Assigned task
Transcribe, word for word, every record in the data below.

..............................

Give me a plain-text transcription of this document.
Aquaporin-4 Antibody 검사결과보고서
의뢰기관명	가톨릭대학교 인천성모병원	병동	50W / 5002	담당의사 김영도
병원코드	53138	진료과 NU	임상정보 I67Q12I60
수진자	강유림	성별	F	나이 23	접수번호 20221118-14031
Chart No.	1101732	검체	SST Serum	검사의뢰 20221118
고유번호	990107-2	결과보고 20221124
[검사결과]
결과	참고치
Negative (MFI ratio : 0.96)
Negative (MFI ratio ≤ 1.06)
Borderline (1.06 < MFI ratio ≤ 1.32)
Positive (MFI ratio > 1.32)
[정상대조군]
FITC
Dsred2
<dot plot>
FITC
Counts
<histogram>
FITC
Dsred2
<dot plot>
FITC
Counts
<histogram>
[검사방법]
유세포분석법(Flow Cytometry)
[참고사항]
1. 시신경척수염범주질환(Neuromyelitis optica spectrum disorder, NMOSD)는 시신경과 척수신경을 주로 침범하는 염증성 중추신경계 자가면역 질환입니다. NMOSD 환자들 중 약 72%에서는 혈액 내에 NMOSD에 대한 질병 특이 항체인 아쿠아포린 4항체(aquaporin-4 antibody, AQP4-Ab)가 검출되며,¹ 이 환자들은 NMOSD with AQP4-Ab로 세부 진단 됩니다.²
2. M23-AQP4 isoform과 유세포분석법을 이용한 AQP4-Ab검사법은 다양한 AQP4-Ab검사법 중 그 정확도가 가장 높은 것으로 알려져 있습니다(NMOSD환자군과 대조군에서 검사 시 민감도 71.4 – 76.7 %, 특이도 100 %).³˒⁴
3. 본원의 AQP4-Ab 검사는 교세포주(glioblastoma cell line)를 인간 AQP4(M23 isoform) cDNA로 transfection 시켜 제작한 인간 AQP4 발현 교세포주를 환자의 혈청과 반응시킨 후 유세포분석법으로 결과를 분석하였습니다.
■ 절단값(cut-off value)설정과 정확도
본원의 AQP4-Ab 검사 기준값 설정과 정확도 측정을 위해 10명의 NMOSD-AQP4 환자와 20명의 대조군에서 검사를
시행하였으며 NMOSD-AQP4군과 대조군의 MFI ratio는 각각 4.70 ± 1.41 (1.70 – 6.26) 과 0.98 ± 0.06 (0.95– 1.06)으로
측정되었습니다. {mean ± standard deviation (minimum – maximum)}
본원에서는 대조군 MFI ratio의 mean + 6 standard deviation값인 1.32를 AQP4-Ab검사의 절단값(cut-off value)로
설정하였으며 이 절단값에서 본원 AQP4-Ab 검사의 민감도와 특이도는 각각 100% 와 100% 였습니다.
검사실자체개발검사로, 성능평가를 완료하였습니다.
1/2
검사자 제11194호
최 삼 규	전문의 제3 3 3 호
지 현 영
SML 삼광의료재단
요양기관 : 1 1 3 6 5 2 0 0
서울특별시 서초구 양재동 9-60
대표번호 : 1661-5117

..............................

Task response
Give me a plain-text transcription of this document.
Aquaporin-4 Antibody 검사결과보고서
의뢰기관명	가톨릭대학교 인천성모병원	병동	50W / 5002	담당의사 김영도
병원코드	53138	진료과 NU	임상정보 I67Q12I60
수진자	강유림	성별	F	나이 23	접수번호 20221118-14031
Chart No.	1101732	검체	SST Serum	검사의뢰 20221118
고유번호	990107-2	결과보고 20221124
[검사결과]
결과	참고치
Negative (MFI ratio : 0.96)
Negative (MFI ratio ≤ 1.06)
Borderline (1.06 < MFI ratio ≤ 1.32)
Positive (MFI ratio > 1.32)
[정상대조군]
FITC
Dsred2
<dot plot>
FITC
Counts
<histogram>
FITC
Dsred2
<dot plot>
FITC
Counts
<histogram>
[검사방법]
유세포분석법(Flow Cytometry)
[참고사항]
1. 시신경척수염범주질환(Neuromyelitis optica spectrum disorder, NMOSD)는 시신경과 척수신경을 주로 침범하는 염증성 중추신경계 자가면역 질환입니다. NMOSD 환자들 중 약 72%에서는 혈액 내에 NMOSD에 대한 질병 특이 항체인 아쿠아포린 4항체(aquaporin-4 antibody, AQP4-Ab)가 검출되며,¹ 이 환자들은 NMOSD with AQP4-Ab로 세부 진단 됩니다.²
2. M23-AQP4 isoform과 유세포분석법을 이용한 AQP4-Ab검사법은 다양한 AQP4-Ab검사법 중 그 정확도가 가장 높은 것으로 알려져 있습니다(NMOSD환자군과 대조군에서 검사 시 민감도 71.4 – 76.7 %, 특이도 100 %).³˒⁴
3. 본원의 AQP4-Ab 검사는 교세포주(glioblastoma cell line)를 인간 AQP4(M23 isoform) cDNA로 transfection 시켜 제작한 인간 AQP4 발현 교세포주를 환자의 혈청과 반응시킨 후 유세포분석법으로 결과를 분석하였습니다.
■ 절단값(cut-off value)설정과 정확도
본원의 AQP4-Ab 검사 기준값 설정과 정확도 측정을 위해 10명의 NMOSD-AQP4 환자와 20명의 대조군에서 검사를
시행하였으며 NMOSD-AQP4군과 대조군의 MFI ratio는 각각 4.70 ± 1.41 (1.70 – 6.26) 과 0.98 ± 0.06 (0.95– 1.06)으로
측정되었습니다. {mean ± standard deviation (minimum – maximum)}
본원에서는 대조군 MFI ratio의 mean + 6 standard deviation값인 1.32를 AQP4-Ab검사의 절단값(cut-off value)로
설정하였으며 이 절단값에서 본원 AQP4-Ab 검사의 민감도와 특이도는 각각 100% 와 100% 였습니다.
검사실자체개발검사로, 성능평가를 완료하였습니다.
1/2
검사자 제11194호
최 삼 규	전문의 제3 3 3 호
지 현 영
SML 삼광의료재단
요양기관 : 1 1 3 6 5 2 0 0
서울특별시 서초구 양재동 9-60
대표번호 : 1661-5117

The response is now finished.